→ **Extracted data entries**

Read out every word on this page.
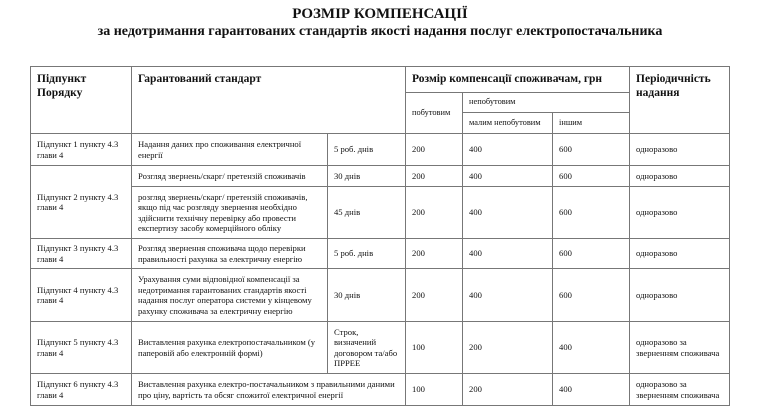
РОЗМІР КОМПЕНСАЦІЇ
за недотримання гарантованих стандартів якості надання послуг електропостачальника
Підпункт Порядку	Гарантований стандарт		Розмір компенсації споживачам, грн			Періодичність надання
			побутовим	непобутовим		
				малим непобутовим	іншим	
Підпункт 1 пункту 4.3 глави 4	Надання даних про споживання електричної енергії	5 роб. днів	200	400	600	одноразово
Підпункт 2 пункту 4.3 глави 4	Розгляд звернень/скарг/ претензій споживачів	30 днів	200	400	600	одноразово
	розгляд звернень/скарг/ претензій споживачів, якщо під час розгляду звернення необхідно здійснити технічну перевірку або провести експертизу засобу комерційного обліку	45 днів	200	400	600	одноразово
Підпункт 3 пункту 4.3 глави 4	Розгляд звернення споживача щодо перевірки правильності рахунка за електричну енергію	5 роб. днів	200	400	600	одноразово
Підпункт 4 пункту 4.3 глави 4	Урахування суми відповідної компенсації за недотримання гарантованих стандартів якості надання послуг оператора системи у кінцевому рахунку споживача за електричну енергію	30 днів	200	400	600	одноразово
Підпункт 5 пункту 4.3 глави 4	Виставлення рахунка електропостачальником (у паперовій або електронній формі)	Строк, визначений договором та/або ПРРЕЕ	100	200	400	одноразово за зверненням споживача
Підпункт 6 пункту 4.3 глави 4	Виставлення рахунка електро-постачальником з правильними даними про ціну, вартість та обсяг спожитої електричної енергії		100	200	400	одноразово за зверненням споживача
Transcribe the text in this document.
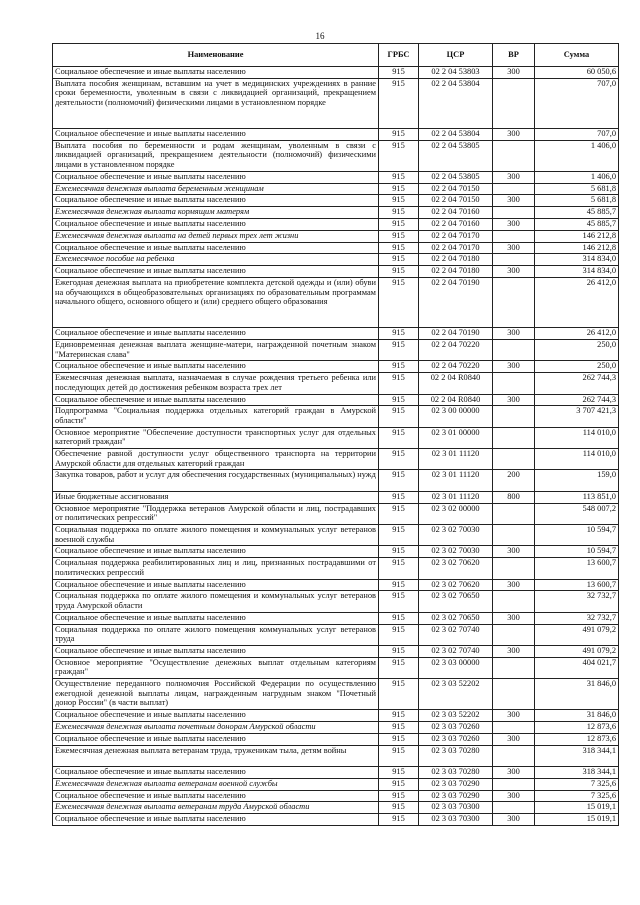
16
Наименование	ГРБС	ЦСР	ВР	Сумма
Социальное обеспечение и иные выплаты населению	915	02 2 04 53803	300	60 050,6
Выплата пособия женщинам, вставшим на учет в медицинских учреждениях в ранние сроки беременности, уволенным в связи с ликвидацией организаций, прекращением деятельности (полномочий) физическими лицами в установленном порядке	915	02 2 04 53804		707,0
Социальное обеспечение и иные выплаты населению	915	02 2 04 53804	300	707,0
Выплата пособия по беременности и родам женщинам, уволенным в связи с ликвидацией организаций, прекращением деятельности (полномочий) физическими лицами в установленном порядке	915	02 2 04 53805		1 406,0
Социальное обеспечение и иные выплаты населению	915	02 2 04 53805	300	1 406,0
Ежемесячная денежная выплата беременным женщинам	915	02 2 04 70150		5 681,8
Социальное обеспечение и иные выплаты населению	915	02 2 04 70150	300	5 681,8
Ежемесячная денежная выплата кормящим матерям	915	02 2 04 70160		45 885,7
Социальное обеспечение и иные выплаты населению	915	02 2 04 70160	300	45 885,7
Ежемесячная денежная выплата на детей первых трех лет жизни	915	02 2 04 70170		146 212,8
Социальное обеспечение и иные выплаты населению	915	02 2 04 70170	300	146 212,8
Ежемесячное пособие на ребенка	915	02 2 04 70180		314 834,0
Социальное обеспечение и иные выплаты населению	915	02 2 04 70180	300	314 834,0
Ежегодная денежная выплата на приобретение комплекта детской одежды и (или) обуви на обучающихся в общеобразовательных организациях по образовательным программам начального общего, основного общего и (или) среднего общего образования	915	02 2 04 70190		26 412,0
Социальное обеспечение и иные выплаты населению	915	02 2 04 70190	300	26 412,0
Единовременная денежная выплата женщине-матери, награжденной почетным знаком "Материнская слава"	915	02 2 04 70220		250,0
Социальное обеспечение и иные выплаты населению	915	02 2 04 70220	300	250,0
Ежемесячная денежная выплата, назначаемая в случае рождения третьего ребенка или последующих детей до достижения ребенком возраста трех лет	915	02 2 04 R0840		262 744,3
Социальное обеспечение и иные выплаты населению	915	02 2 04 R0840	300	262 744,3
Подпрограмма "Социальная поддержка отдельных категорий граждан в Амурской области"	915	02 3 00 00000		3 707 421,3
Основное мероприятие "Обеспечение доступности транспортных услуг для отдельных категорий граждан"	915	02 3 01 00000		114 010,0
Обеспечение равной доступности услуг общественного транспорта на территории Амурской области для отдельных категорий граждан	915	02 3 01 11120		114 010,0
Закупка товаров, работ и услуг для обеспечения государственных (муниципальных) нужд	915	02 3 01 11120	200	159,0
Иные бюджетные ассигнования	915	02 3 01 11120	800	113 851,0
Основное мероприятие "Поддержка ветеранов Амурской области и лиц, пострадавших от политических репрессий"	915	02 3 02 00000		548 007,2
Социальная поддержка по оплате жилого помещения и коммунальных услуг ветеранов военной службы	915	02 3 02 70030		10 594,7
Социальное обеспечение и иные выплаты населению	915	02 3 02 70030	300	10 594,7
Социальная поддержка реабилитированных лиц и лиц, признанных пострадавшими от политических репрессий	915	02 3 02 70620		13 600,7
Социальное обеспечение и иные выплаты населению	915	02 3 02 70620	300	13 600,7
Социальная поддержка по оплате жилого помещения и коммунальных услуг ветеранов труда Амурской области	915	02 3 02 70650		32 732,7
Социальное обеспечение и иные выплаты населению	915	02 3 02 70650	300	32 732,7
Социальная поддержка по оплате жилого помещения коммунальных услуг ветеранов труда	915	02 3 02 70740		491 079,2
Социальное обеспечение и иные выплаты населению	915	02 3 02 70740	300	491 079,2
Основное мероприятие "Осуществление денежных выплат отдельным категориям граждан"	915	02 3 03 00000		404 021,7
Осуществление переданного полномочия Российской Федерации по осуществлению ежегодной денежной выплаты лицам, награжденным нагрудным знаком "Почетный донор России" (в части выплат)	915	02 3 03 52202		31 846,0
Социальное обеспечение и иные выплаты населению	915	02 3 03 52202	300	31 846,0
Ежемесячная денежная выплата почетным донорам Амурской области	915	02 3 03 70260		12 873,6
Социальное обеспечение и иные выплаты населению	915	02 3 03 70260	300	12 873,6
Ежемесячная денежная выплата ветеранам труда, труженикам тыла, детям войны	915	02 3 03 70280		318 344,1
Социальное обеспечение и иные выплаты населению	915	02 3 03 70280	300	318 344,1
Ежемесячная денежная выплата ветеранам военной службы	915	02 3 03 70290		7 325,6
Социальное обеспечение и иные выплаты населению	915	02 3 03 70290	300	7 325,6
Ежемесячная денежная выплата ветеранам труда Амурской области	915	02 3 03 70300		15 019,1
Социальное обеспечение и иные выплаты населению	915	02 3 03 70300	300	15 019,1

→ **JOB**
The material above must be printed exactly, with its pictures left out.

→ **EXERCISE ANSWER**
Read out every word on this page.
РОЗМІР КОМПЕНСАЦІЇ
за недотримання гарантованих стандартів якості надання послуг електропостачальника
Підпункт Порядку	Гарантований стандарт		Розмір компенсації споживачам, грн			Періодичність надання
			побутовим	непобутовим		
				малим непобутовим	іншим	
Підпункт 1 пункту 4.3 глави 4	Надання даних про споживання електричної енергії	5 роб. днів	200	400	600	одноразово
Підпункт 2 пункту 4.3 глави 4	Розгляд звернень/скарг/ претензій споживачів	30 днів	200	400	600	одноразово
	розгляд звернень/скарг/ претензій споживачів, якщо під час розгляду звернення необхідно здійснити технічну перевірку або провести експертизу засобу комерційного обліку	45 днів	200	400	600	одноразово
Підпункт 3 пункту 4.3 глави 4	Розгляд звернення споживача щодо перевірки правильності рахунка за електричну енергію	5 роб. днів	200	400	600	одноразово
Підпункт 4 пункту 4.3 глави 4	Урахування суми відповідної компенсації за недотримання гарантованих стандартів якості надання послуг оператора системи у кінцевому рахунку споживача за електричну енергію	30 днів	200	400	600	одноразово
Підпункт 5 пункту 4.3 глави 4	Виставлення рахунка електропостачальником (у паперовій або електронній формі)	Строк, визначений договором та/або ПРРЕЕ	100	200	400	одноразово за зверненням споживача
Підпункт 6 пункту 4.3 глави 4	Виставлення рахунка електро-постачальником з правильними даними про ціну, вартість та обсяг спожитої електричної енергії		100	200	400	одноразово за зверненням споживача
Transcribe the text in this document.
16
Наименование	ГРБС	ЦСР	ВР	Сумма
Социальное обеспечение и иные выплаты населению	915	02 2 04 53803	300	60 050,6
Выплата пособия женщинам, вставшим на учет в медицинских учреждениях в ранние сроки беременности, уволенным в связи с ликвидацией организаций, прекращением деятельности (полномочий) физическими лицами в установленном порядке	915	02 2 04 53804		707,0
Социальное обеспечение и иные выплаты населению	915	02 2 04 53804	300	707,0
Выплата пособия по беременности и родам женщинам, уволенным в связи с ликвидацией организаций, прекращением деятельности (полномочий) физическими лицами в установленном порядке	915	02 2 04 53805		1 406,0
Социальное обеспечение и иные выплаты населению	915	02 2 04 53805	300	1 406,0
Ежемесячная денежная выплата беременным женщинам	915	02 2 04 70150		5 681,8
Социальное обеспечение и иные выплаты населению	915	02 2 04 70150	300	5 681,8
Ежемесячная денежная выплата кормящим матерям	915	02 2 04 70160		45 885,7
Социальное обеспечение и иные выплаты населению	915	02 2 04 70160	300	45 885,7
Ежемесячная денежная выплата на детей первых трех лет жизни	915	02 2 04 70170		146 212,8
Социальное обеспечение и иные выплаты населению	915	02 2 04 70170	300	146 212,8
Ежемесячное пособие на ребенка	915	02 2 04 70180		314 834,0
Социальное обеспечение и иные выплаты населению	915	02 2 04 70180	300	314 834,0
Ежегодная денежная выплата на приобретение комплекта детской одежды и (или) обуви на обучающихся в общеобразовательных организациях по образовательным программам начального общего, основного общего и (или) среднего общего образования	915	02 2 04 70190		26 412,0
Социальное обеспечение и иные выплаты населению	915	02 2 04 70190	300	26 412,0
Единовременная денежная выплата женщине-матери, награжденной почетным знаком "Материнская слава"	915	02 2 04 70220		250,0
Социальное обеспечение и иные выплаты населению	915	02 2 04 70220	300	250,0
Ежемесячная денежная выплата, назначаемая в случае рождения третьего ребенка или последующих детей до достижения ребенком возраста трех лет	915	02 2 04 R0840		262 744,3
Социальное обеспечение и иные выплаты населению	915	02 2 04 R0840	300	262 744,3
Подпрограмма "Социальная поддержка отдельных категорий граждан в Амурской области"	915	02 3 00 00000		3 707 421,3
Основное мероприятие "Обеспечение доступности транспортных услуг для отдельных категорий граждан"	915	02 3 01 00000		114 010,0
Обеспечение равной доступности услуг общественного транспорта на территории Амурской области для отдельных категорий граждан	915	02 3 01 11120		114 010,0
Закупка товаров, работ и услуг для обеспечения государственных (муниципальных) нужд	915	02 3 01 11120	200	159,0
Иные бюджетные ассигнования	915	02 3 01 11120	800	113 851,0
Основное мероприятие "Поддержка ветеранов Амурской области и лиц, пострадавших от политических репрессий"	915	02 3 02 00000		548 007,2
Социальная поддержка по оплате жилого помещения и коммунальных услуг ветеранов военной службы	915	02 3 02 70030		10 594,7
Социальное обеспечение и иные выплаты населению	915	02 3 02 70030	300	10 594,7
Социальная поддержка реабилитированных лиц и лиц, признанных пострадавшими от политических репрессий	915	02 3 02 70620		13 600,7
Социальное обеспечение и иные выплаты населению	915	02 3 02 70620	300	13 600,7
Социальная поддержка по оплате жилого помещения и коммунальных услуг ветеранов труда Амурской области	915	02 3 02 70650		32 732,7
Социальное обеспечение и иные выплаты населению	915	02 3 02 70650	300	32 732,7
Социальная поддержка по оплате жилого помещения коммунальных услуг ветеранов труда	915	02 3 02 70740		491 079,2
Социальное обеспечение и иные выплаты населению	915	02 3 02 70740	300	491 079,2
Основное мероприятие "Осуществление денежных выплат отдельным категориям граждан"	915	02 3 03 00000		404 021,7
Осуществление переданного полномочия Российской Федерации по осуществлению ежегодной денежной выплаты лицам, награжденным нагрудным знаком "Почетный донор России" (в части выплат)	915	02 3 03 52202		31 846,0
Социальное обеспечение и иные выплаты населению	915	02 3 03 52202	300	31 846,0
Ежемесячная денежная выплата почетным донорам Амурской области	915	02 3 03 70260		12 873,6
Социальное обеспечение и иные выплаты населению	915	02 3 03 70260	300	12 873,6
Ежемесячная денежная выплата ветеранам труда, труженикам тыла, детям войны	915	02 3 03 70280		318 344,1
Социальное обеспечение и иные выплаты населению	915	02 3 03 70280	300	318 344,1
Ежемесячная денежная выплата ветеранам военной службы	915	02 3 03 70290		7 325,6
Социальное обеспечение и иные выплаты населению	915	02 3 03 70290	300	7 325,6
Ежемесячная денежная выплата ветеранам труда Амурской области	915	02 3 03 70300		15 019,1
Социальное обеспечение и иные выплаты населению	915	02 3 03 70300	300	15 019,1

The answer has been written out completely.